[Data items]
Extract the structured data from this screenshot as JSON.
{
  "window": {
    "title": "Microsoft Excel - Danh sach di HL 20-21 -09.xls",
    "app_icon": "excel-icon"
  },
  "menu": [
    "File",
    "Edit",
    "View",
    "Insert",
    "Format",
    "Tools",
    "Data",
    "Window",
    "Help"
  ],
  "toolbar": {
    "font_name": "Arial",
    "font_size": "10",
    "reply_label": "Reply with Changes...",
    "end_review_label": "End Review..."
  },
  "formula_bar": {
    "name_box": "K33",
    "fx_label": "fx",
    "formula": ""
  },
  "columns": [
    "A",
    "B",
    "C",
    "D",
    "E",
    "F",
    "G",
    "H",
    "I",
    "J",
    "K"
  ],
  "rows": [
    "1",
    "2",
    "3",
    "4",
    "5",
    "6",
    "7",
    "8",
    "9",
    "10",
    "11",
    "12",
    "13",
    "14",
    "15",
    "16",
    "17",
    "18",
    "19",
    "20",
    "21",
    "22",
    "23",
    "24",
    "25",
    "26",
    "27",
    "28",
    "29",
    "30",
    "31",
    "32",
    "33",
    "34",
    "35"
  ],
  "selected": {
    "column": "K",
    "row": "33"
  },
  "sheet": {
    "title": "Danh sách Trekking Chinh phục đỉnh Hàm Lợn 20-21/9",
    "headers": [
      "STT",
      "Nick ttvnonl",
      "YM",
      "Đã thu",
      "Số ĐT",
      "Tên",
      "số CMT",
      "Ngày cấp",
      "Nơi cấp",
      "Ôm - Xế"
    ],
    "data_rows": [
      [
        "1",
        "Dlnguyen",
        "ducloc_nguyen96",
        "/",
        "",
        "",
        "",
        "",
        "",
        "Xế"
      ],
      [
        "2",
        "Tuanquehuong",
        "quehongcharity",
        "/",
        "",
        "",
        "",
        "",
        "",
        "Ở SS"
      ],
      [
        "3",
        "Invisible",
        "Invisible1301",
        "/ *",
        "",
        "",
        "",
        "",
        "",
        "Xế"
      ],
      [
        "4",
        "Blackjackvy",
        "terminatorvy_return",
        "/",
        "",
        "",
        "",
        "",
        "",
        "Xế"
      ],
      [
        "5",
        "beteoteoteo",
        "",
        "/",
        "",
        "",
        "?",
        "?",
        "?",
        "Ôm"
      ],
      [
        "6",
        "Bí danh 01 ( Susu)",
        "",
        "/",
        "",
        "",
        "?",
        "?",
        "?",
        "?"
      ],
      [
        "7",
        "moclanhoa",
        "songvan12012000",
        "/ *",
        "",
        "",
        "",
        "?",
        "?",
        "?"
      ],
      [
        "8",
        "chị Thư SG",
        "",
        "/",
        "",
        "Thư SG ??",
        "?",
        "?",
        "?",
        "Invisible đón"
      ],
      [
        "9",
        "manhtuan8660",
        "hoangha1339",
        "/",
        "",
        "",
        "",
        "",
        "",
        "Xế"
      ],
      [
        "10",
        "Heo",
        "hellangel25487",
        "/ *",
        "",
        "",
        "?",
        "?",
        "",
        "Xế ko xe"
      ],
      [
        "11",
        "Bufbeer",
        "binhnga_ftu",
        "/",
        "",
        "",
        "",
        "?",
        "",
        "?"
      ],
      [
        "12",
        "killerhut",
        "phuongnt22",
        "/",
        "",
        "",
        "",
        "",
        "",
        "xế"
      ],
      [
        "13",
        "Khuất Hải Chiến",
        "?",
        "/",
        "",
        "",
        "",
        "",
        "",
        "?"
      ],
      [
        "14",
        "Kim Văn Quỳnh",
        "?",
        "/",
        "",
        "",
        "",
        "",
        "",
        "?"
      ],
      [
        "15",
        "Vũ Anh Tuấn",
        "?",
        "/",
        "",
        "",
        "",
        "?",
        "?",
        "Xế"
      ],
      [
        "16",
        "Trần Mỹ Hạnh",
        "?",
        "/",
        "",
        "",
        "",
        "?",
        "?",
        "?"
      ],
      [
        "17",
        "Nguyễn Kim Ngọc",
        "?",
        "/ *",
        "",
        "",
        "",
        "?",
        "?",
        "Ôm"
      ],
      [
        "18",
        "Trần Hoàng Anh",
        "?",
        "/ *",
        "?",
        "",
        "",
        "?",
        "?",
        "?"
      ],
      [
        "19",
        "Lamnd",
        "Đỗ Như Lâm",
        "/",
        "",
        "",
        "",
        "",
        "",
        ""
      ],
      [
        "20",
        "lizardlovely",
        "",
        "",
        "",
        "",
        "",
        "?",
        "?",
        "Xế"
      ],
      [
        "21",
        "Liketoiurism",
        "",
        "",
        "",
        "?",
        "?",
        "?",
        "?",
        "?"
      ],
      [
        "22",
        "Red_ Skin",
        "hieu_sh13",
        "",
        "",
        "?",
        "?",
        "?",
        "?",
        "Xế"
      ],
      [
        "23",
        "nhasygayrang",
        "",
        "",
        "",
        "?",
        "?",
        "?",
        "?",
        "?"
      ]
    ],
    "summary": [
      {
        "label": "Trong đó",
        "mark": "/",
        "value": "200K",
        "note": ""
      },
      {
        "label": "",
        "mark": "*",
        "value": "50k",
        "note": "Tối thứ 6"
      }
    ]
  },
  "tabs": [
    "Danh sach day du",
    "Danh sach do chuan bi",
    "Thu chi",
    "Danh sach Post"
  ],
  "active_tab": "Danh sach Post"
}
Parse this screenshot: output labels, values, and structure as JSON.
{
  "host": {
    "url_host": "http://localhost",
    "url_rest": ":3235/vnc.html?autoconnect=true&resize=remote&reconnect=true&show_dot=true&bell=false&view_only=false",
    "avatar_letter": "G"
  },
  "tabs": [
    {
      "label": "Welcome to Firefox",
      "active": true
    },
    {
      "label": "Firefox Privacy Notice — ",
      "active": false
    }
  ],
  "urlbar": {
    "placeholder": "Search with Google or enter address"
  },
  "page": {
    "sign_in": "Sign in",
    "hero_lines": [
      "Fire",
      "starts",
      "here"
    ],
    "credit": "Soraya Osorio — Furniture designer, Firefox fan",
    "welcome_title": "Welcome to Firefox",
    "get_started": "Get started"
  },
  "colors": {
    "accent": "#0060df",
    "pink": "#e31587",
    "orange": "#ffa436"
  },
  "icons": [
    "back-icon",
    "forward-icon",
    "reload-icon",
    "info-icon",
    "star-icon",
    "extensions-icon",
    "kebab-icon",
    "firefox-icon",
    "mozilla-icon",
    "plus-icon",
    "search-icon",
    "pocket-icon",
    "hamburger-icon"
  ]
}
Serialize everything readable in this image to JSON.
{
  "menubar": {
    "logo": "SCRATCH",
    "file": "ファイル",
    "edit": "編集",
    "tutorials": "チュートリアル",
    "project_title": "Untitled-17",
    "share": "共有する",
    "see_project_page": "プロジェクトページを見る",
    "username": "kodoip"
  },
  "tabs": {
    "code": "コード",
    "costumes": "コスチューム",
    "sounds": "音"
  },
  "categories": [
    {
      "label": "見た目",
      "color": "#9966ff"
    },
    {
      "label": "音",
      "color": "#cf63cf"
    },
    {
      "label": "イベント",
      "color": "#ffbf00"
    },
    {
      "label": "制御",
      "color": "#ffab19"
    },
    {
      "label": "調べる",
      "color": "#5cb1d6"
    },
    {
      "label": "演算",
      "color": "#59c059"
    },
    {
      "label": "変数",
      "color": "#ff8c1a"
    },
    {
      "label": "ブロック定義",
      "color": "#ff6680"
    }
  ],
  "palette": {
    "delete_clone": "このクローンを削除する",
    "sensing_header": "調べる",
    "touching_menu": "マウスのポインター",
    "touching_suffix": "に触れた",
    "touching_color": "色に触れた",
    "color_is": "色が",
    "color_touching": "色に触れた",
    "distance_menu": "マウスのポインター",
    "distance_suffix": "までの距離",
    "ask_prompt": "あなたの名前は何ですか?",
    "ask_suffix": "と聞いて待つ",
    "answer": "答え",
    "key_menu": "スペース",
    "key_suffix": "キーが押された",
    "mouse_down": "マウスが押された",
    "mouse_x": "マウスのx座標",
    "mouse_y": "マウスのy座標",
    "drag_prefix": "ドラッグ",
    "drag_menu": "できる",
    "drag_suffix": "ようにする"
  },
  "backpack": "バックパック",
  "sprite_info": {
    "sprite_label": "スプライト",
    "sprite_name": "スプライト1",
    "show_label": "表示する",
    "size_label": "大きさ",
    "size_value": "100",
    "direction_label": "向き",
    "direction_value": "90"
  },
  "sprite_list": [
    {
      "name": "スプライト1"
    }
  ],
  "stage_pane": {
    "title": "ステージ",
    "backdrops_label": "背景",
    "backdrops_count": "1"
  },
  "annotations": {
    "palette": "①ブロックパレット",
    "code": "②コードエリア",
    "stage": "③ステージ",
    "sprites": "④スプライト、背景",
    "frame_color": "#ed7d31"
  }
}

__GIVEN REQUEST__
Find every line in the records that has the string "Welcome", then state how many there are and nothing else.

__RESPONSE TO THIS EXERCISE__
2